* Problem requirements
In the following material, identify every line holding the string "JSON" and return it.

— BEGIN Information provided —

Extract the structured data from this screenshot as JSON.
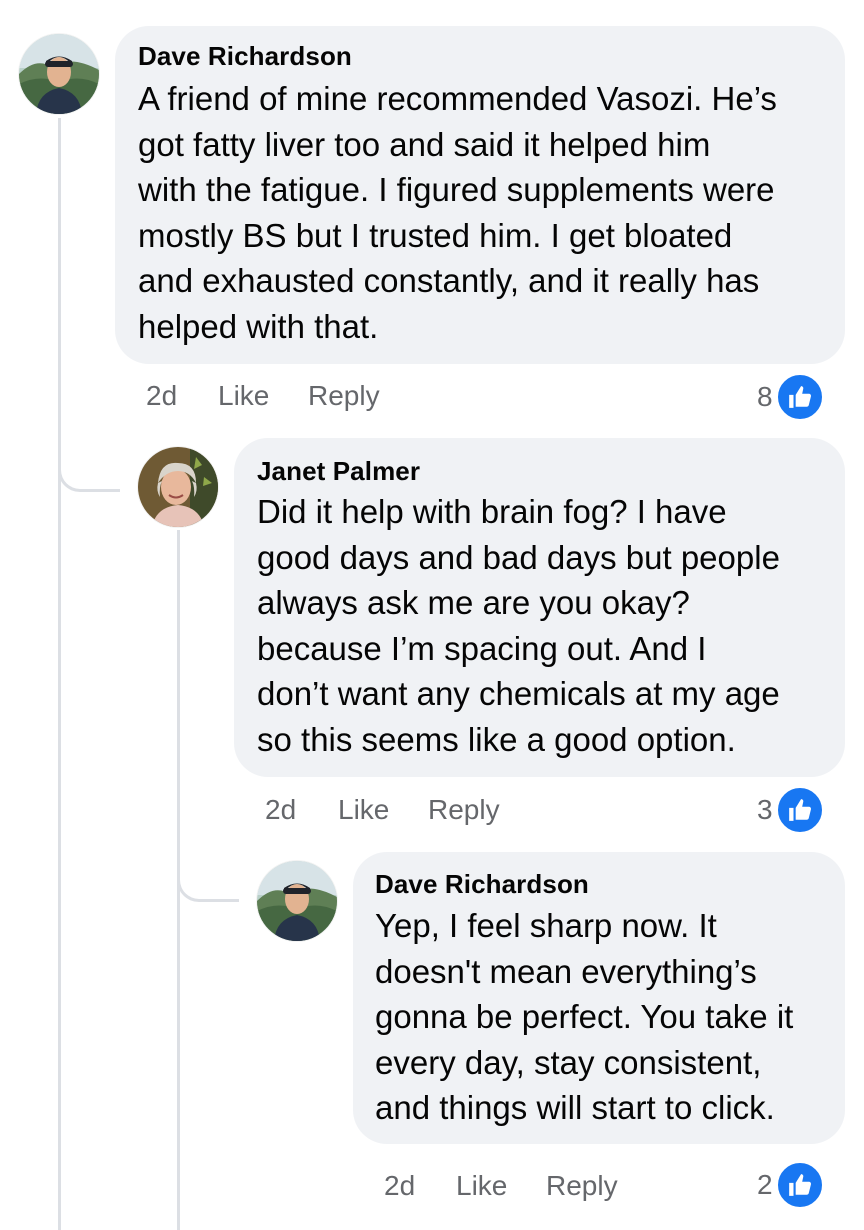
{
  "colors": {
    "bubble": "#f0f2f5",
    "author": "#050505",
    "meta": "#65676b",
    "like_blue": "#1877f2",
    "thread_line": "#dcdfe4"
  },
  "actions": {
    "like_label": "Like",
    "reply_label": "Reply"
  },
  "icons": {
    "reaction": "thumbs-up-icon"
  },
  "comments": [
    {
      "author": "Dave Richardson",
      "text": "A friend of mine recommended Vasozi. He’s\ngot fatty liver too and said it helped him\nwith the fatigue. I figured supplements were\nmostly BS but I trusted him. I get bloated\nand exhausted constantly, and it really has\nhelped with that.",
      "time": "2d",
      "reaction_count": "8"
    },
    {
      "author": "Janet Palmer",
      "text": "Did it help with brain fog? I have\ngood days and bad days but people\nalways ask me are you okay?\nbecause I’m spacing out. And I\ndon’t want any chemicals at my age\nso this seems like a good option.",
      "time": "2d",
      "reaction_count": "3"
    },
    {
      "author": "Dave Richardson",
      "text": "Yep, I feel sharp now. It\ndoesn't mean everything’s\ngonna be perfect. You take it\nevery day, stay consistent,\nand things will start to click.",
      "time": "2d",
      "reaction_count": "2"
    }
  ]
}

— END Information provided —
— BEGIN Information provided —

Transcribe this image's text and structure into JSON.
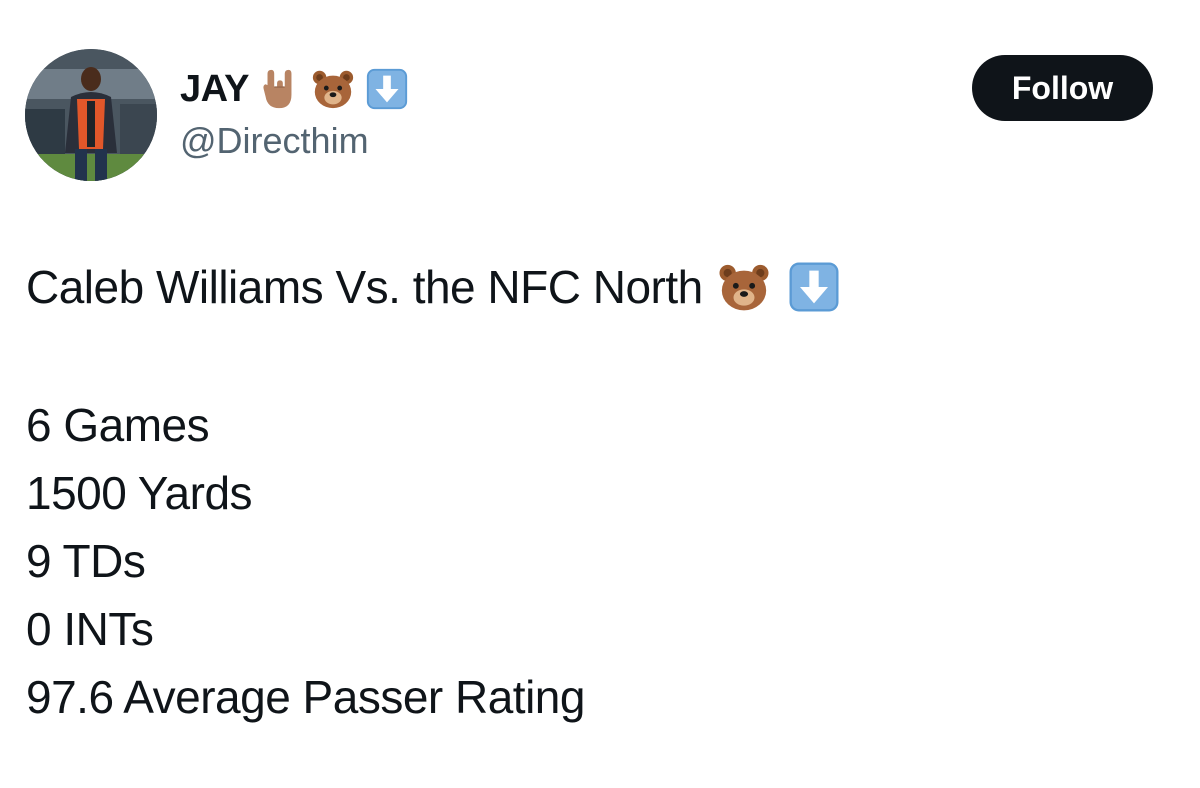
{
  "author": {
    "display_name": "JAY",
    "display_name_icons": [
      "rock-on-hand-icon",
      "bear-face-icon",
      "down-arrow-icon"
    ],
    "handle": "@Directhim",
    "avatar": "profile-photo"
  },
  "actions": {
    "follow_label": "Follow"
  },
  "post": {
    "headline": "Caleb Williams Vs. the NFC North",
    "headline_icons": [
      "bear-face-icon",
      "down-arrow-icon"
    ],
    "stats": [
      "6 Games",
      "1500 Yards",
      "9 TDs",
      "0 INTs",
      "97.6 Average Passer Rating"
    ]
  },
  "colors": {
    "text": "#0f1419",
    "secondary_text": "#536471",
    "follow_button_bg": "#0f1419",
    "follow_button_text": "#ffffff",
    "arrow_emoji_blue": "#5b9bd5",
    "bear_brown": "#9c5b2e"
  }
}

— END Information provided —

* Exercise solution
Extract the structured data from this screenshot as JSON.
Transcribe this image's text and structure into JSON.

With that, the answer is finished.